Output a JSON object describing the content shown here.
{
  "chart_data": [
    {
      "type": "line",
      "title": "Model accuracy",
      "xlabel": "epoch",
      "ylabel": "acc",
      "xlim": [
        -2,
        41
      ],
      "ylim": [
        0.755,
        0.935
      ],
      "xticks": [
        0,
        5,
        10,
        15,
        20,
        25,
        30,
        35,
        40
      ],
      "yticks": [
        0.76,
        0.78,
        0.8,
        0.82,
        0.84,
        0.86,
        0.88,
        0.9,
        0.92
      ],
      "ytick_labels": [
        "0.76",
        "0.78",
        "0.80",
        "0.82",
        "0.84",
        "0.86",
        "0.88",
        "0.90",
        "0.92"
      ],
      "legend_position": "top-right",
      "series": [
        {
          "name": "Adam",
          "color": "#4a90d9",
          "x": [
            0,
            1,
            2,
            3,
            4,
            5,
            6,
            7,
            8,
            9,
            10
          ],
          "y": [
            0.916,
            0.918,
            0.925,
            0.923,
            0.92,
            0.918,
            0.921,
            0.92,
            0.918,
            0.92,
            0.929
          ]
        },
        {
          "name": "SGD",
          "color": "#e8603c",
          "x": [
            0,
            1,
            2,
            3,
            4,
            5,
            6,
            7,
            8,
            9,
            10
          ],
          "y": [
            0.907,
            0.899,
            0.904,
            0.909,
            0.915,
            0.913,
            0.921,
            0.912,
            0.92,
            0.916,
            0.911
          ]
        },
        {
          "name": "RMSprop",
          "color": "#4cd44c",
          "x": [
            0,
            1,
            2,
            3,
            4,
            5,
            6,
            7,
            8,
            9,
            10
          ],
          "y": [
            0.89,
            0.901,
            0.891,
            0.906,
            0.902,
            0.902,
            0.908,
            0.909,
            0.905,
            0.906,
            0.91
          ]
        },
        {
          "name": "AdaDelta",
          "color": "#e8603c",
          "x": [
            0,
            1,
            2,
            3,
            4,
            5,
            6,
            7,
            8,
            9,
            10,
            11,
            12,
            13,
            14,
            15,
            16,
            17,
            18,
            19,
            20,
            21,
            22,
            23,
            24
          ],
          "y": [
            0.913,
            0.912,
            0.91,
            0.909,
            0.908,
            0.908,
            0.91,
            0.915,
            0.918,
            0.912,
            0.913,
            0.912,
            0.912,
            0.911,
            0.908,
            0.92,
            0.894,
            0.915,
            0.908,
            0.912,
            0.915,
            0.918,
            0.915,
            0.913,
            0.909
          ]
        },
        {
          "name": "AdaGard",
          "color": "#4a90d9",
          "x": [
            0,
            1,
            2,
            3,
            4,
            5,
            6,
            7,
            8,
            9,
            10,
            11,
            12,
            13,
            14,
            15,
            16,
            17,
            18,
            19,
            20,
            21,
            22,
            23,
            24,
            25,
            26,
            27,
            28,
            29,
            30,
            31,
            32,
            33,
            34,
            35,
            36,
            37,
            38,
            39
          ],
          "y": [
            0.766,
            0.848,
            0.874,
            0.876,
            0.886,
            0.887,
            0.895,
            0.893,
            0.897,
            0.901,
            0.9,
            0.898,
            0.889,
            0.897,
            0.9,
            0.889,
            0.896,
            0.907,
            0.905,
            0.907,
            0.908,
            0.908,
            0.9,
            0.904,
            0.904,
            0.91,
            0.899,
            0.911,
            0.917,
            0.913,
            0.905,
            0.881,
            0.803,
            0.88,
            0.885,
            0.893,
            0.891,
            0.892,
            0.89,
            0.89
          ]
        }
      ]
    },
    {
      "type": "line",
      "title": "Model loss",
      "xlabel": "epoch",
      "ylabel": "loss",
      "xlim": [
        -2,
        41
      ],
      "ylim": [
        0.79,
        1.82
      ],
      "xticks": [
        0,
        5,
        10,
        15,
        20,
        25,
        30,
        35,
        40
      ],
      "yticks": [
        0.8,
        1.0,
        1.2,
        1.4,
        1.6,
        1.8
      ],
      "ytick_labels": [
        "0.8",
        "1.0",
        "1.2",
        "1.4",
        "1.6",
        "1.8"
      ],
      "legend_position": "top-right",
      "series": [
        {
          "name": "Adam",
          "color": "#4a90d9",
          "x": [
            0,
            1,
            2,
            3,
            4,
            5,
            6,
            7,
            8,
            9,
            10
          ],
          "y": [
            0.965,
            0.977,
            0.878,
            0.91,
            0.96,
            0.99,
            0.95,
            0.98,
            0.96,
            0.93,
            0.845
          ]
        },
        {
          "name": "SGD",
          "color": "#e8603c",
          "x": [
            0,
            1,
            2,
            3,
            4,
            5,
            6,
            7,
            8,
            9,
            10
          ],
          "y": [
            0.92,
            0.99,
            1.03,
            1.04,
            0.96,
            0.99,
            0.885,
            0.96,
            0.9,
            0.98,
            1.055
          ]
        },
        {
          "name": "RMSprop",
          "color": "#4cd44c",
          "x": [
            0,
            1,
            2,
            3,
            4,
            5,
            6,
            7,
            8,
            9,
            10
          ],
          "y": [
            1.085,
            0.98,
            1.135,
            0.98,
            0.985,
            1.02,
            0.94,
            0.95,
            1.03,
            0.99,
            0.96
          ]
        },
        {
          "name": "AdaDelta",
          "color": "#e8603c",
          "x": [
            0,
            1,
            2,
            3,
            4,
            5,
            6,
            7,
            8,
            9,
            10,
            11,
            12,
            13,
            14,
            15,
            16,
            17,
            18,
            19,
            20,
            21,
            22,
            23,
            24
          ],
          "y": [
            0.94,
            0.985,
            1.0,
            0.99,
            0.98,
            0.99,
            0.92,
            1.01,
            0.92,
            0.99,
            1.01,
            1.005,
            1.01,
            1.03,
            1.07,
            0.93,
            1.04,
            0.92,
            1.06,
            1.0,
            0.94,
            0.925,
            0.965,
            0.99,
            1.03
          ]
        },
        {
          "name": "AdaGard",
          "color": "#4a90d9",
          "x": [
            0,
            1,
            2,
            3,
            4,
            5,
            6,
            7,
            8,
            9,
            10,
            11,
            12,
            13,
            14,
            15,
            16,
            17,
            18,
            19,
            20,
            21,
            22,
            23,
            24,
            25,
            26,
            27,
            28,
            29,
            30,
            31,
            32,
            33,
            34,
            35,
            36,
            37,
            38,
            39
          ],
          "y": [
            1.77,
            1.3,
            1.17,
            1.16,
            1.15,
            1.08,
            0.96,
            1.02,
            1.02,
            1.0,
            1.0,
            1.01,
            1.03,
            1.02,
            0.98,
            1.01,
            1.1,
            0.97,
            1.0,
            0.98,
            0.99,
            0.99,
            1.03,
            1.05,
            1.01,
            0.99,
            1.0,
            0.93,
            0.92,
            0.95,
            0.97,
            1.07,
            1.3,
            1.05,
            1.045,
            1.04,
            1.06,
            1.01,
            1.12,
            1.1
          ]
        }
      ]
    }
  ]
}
__________
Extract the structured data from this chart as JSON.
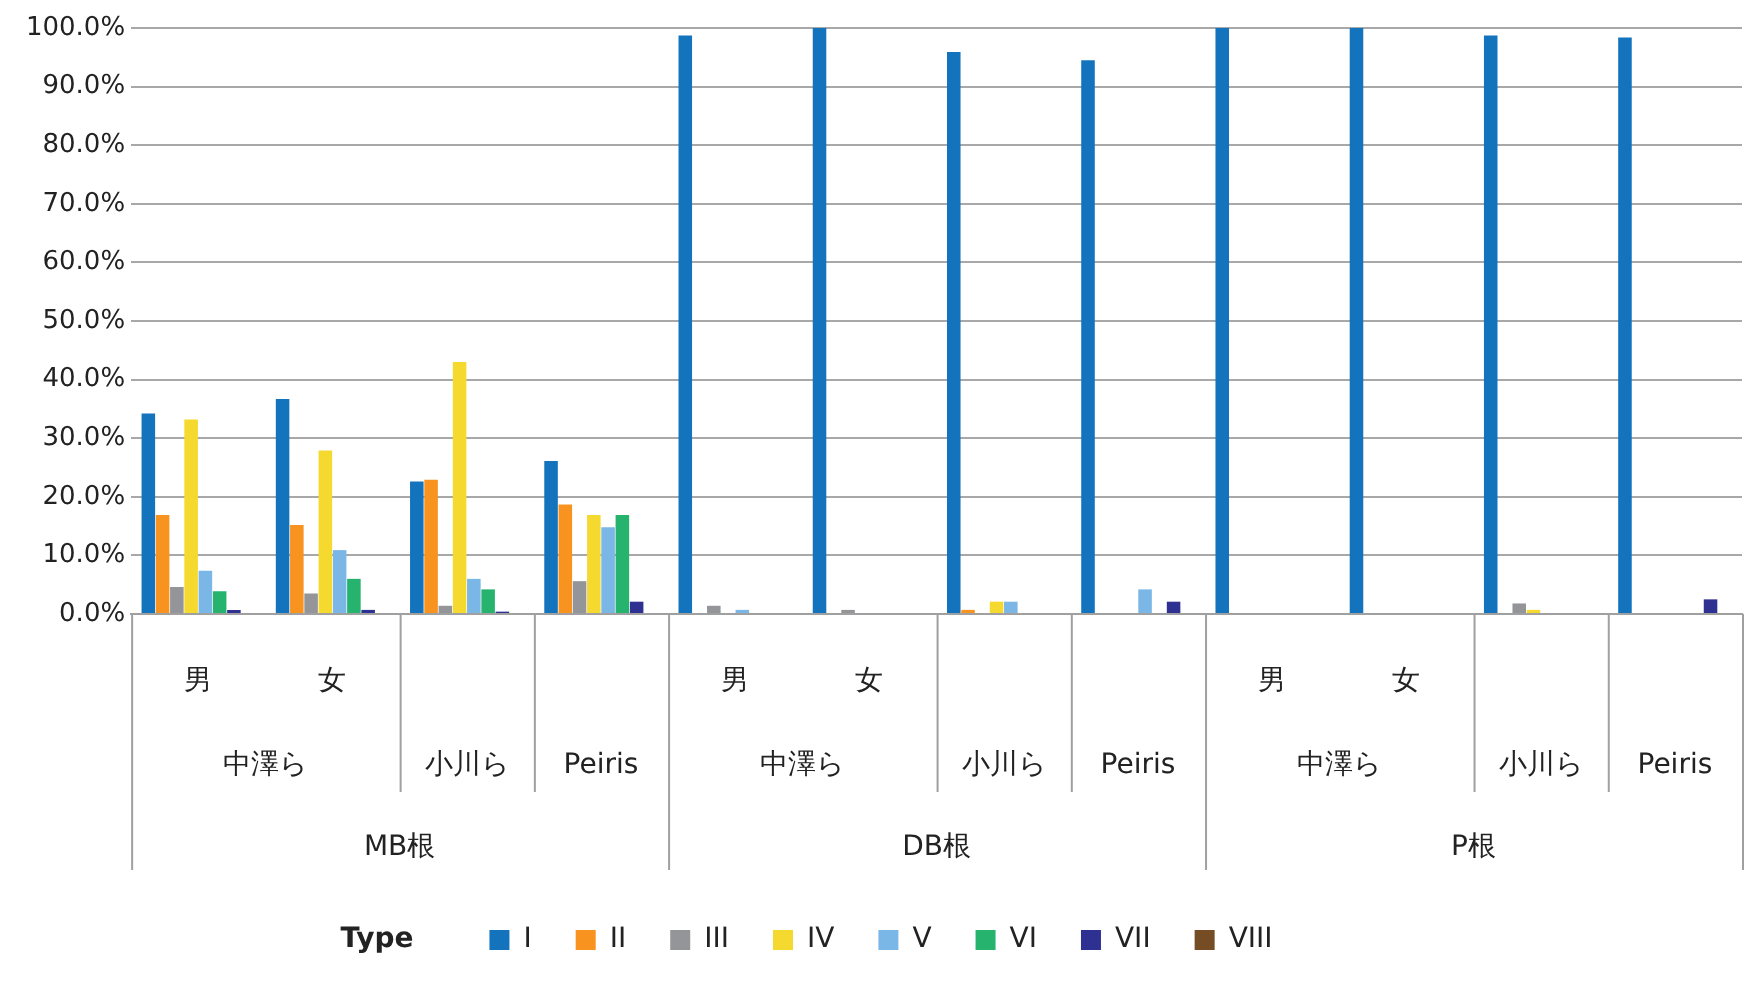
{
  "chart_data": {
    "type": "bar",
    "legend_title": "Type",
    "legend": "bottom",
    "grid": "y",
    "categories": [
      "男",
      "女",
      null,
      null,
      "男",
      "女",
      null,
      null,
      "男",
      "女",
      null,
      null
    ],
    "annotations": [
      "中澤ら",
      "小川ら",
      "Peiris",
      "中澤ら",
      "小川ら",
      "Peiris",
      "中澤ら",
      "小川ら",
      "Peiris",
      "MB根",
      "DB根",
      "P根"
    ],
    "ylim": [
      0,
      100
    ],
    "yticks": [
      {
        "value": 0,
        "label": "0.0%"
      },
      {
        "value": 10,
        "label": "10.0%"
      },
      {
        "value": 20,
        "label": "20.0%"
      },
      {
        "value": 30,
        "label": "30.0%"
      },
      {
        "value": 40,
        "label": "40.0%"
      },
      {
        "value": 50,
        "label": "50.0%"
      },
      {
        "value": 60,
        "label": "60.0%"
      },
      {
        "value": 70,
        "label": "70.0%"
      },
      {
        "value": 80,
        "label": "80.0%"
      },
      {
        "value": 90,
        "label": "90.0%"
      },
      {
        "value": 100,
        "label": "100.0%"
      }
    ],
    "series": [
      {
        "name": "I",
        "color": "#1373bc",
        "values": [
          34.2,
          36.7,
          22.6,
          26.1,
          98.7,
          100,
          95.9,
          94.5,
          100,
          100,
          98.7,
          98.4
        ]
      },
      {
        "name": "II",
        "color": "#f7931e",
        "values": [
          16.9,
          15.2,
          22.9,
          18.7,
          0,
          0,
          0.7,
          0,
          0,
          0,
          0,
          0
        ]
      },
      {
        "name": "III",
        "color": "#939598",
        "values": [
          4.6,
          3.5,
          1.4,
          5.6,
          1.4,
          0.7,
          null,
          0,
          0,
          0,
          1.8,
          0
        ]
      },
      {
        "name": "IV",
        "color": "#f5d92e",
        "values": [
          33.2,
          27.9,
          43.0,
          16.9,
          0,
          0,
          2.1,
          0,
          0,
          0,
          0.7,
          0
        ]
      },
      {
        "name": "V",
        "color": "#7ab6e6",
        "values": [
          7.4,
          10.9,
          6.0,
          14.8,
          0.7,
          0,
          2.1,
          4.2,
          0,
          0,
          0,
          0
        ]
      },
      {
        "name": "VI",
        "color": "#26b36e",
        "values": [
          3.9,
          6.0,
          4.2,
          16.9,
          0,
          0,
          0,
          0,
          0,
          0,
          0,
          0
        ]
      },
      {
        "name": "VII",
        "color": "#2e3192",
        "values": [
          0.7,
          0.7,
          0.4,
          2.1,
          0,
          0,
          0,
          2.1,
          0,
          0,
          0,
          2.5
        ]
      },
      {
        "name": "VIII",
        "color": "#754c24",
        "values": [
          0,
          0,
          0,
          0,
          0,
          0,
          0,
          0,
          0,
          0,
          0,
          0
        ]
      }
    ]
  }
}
__________
▶ [TASK TO COMPLETE]:
List each line holding the string "Model".

▶ [THE OUTPUT]:
      "title": "Model accuracy",
      "title": "Model loss",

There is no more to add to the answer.